Input data:
—————
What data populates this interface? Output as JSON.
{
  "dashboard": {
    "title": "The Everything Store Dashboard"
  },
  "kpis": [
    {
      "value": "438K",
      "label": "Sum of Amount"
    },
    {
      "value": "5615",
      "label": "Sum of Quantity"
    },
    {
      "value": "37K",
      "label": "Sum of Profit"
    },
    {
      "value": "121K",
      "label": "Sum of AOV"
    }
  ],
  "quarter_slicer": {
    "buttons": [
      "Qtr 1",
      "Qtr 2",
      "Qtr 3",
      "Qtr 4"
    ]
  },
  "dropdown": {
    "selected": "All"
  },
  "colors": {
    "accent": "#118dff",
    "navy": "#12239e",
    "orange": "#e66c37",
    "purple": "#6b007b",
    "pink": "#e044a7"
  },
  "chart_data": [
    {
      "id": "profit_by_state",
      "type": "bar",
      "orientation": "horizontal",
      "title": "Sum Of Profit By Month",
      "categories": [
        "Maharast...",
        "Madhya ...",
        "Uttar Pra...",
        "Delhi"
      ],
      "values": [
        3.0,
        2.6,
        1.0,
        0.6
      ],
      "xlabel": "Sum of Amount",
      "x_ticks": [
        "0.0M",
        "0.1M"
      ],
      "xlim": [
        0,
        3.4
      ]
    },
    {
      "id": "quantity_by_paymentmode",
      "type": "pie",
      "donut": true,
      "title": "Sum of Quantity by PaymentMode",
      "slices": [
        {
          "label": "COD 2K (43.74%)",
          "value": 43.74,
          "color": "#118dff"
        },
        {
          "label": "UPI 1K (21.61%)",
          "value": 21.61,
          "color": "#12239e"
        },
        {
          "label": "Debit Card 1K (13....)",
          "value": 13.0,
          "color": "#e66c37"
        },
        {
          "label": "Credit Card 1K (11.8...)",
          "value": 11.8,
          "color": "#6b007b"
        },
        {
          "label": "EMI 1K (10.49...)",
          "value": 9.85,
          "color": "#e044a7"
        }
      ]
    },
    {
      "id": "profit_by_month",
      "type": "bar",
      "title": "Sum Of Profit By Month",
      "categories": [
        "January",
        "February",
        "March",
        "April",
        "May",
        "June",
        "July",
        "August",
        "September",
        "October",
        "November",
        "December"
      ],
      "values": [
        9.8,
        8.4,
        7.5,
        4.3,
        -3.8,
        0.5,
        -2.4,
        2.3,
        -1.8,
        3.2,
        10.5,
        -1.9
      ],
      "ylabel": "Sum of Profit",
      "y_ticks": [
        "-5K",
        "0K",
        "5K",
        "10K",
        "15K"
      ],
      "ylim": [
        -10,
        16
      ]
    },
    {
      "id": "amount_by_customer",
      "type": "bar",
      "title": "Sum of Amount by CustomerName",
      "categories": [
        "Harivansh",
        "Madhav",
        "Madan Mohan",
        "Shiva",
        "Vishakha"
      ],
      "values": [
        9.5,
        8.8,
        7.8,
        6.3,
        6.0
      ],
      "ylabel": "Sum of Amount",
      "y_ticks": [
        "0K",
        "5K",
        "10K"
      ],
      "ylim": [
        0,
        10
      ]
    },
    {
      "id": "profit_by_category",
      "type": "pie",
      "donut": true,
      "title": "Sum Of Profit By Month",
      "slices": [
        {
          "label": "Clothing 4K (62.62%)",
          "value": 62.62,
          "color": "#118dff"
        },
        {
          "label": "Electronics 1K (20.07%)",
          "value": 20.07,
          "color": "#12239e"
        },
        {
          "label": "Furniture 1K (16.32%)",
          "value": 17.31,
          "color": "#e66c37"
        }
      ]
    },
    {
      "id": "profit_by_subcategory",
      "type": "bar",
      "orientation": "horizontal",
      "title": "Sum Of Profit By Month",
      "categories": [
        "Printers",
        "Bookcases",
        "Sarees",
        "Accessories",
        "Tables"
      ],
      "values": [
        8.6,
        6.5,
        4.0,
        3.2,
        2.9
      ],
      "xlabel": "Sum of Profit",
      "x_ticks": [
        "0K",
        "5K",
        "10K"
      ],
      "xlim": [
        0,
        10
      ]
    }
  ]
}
—————
Short task: Would you restate each of the entries word for word?

The response:
What data populates this interface? Output as JSON.
{
  "dashboard": {
    "title": "The Everything Store Dashboard"
  },
  "kpis": [
    {
      "value": "438K",
      "label": "Sum of Amount"
    },
    {
      "value": "5615",
      "label": "Sum of Quantity"
    },
    {
      "value": "37K",
      "label": "Sum of Profit"
    },
    {
      "value": "121K",
      "label": "Sum of AOV"
    }
  ],
  "quarter_slicer": {
    "buttons": [
      "Qtr 1",
      "Qtr 2",
      "Qtr 3",
      "Qtr 4"
    ]
  },
  "dropdown": {
    "selected": "All"
  },
  "colors": {
    "accent": "#118dff",
    "navy": "#12239e",
    "orange": "#e66c37",
    "purple": "#6b007b",
    "pink": "#e044a7"
  },
  "chart_data": [
    {
      "id": "profit_by_state",
      "type": "bar",
      "orientation": "horizontal",
      "title": "Sum Of Profit By Month",
      "categories": [
        "Maharast...",
        "Madhya ...",
        "Uttar Pra...",
        "Delhi"
      ],
      "values": [
        3.0,
        2.6,
        1.0,
        0.6
      ],
      "xlabel": "Sum of Amount",
      "x_ticks": [
        "0.0M",
        "0.1M"
      ],
      "xlim": [
        0,
        3.4
      ]
    },
    {
      "id": "quantity_by_paymentmode",
      "type": "pie",
      "donut": true,
      "title": "Sum of Quantity by PaymentMode",
      "slices": [
        {
          "label": "COD 2K (43.74%)",
          "value": 43.74,
          "color": "#118dff"
        },
        {
          "label": "UPI 1K (21.61%)",
          "value": 21.61,
          "color": "#12239e"
        },
        {
          "label": "Debit Card 1K (13....)",
          "value": 13.0,
          "color": "#e66c37"
        },
        {
          "label": "Credit Card 1K (11.8...)",
          "value": 11.8,
          "color": "#6b007b"
        },
        {
          "label": "EMI 1K (10.49...)",
          "value": 9.85,
          "color": "#e044a7"
        }
      ]
    },
    {
      "id": "profit_by_month",
      "type": "bar",
      "title": "Sum Of Profit By Month",
      "categories": [
        "January",
        "February",
        "March",
        "April",
        "May",
        "June",
        "July",
        "August",
        "September",
        "October",
        "November",
        "December"
      ],
      "values": [
        9.8,
        8.4,
        7.5,
        4.3,
        -3.8,
        0.5,
        -2.4,
        2.3,
        -1.8,
        3.2,
        10.5,
        -1.9
      ],
      "ylabel": "Sum of Profit",
      "y_ticks": [
        "-5K",
        "0K",
        "5K",
        "10K",
        "15K"
      ],
      "ylim": [
        -10,
        16
      ]
    },
    {
      "id": "amount_by_customer",
      "type": "bar",
      "title": "Sum of Amount by CustomerName",
      "categories": [
        "Harivansh",
        "Madhav",
        "Madan Mohan",
        "Shiva",
        "Vishakha"
      ],
      "values": [
        9.5,
        8.8,
        7.8,
        6.3,
        6.0
      ],
      "ylabel": "Sum of Amount",
      "y_ticks": [
        "0K",
        "5K",
        "10K"
      ],
      "ylim": [
        0,
        10
      ]
    },
    {
      "id": "profit_by_category",
      "type": "pie",
      "donut": true,
      "title": "Sum Of Profit By Month",
      "slices": [
        {
          "label": "Clothing 4K (62.62%)",
          "value": 62.62,
          "color": "#118dff"
        },
        {
          "label": "Electronics 1K (20.07%)",
          "value": 20.07,
          "color": "#12239e"
        },
        {
          "label": "Furniture 1K (16.32%)",
          "value": 17.31,
          "color": "#e66c37"
        }
      ]
    },
    {
      "id": "profit_by_subcategory",
      "type": "bar",
      "orientation": "horizontal",
      "title": "Sum Of Profit By Month",
      "categories": [
        "Printers",
        "Bookcases",
        "Sarees",
        "Accessories",
        "Tables"
      ],
      "values": [
        8.6,
        6.5,
        4.0,
        3.2,
        2.9
      ],
      "xlabel": "Sum of Profit",
      "x_ticks": [
        "0K",
        "5K",
        "10K"
      ],
      "xlim": [
        0,
        10
      ]
    }
  ]
}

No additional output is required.